Records excerpted from a collection:
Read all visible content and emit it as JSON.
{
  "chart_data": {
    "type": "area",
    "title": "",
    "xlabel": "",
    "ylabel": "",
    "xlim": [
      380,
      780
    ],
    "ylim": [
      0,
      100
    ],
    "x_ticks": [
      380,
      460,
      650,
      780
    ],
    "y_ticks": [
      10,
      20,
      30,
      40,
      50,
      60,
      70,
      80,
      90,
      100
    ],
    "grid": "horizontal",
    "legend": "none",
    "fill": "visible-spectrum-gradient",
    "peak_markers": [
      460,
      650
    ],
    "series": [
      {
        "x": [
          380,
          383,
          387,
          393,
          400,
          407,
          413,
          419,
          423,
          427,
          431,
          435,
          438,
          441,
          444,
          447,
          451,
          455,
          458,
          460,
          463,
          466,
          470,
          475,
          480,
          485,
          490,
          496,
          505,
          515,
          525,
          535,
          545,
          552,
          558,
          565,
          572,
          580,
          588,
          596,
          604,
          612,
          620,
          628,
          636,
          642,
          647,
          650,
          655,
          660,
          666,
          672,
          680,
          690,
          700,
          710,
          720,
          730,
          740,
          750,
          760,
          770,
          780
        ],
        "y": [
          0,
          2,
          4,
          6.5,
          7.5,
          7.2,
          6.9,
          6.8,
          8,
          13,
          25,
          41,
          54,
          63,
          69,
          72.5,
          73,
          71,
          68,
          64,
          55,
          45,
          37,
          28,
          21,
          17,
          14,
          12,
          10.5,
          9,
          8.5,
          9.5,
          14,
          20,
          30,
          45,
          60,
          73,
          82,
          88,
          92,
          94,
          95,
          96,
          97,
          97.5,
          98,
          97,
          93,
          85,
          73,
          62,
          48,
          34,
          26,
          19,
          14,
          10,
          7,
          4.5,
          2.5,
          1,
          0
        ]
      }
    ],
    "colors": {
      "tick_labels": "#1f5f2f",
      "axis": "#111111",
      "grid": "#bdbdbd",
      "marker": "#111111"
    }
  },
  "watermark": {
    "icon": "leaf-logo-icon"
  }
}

TO BE DONE — Without omitting anything, output the entries exactly.

EXERCISE SOLUTION —
Read all visible content and emit it as JSON.
{
  "chart_data": {
    "type": "area",
    "title": "",
    "xlabel": "",
    "ylabel": "",
    "xlim": [
      380,
      780
    ],
    "ylim": [
      0,
      100
    ],
    "x_ticks": [
      380,
      460,
      650,
      780
    ],
    "y_ticks": [
      10,
      20,
      30,
      40,
      50,
      60,
      70,
      80,
      90,
      100
    ],
    "grid": "horizontal",
    "legend": "none",
    "fill": "visible-spectrum-gradient",
    "peak_markers": [
      460,
      650
    ],
    "series": [
      {
        "x": [
          380,
          383,
          387,
          393,
          400,
          407,
          413,
          419,
          423,
          427,
          431,
          435,
          438,
          441,
          444,
          447,
          451,
          455,
          458,
          460,
          463,
          466,
          470,
          475,
          480,
          485,
          490,
          496,
          505,
          515,
          525,
          535,
          545,
          552,
          558,
          565,
          572,
          580,
          588,
          596,
          604,
          612,
          620,
          628,
          636,
          642,
          647,
          650,
          655,
          660,
          666,
          672,
          680,
          690,
          700,
          710,
          720,
          730,
          740,
          750,
          760,
          770,
          780
        ],
        "y": [
          0,
          2,
          4,
          6.5,
          7.5,
          7.2,
          6.9,
          6.8,
          8,
          13,
          25,
          41,
          54,
          63,
          69,
          72.5,
          73,
          71,
          68,
          64,
          55,
          45,
          37,
          28,
          21,
          17,
          14,
          12,
          10.5,
          9,
          8.5,
          9.5,
          14,
          20,
          30,
          45,
          60,
          73,
          82,
          88,
          92,
          94,
          95,
          96,
          97,
          97.5,
          98,
          97,
          93,
          85,
          73,
          62,
          48,
          34,
          26,
          19,
          14,
          10,
          7,
          4.5,
          2.5,
          1,
          0
        ]
      }
    ],
    "colors": {
      "tick_labels": "#1f5f2f",
      "axis": "#111111",
      "grid": "#bdbdbd",
      "marker": "#111111"
    }
  },
  "watermark": {
    "icon": "leaf-logo-icon"
  }
}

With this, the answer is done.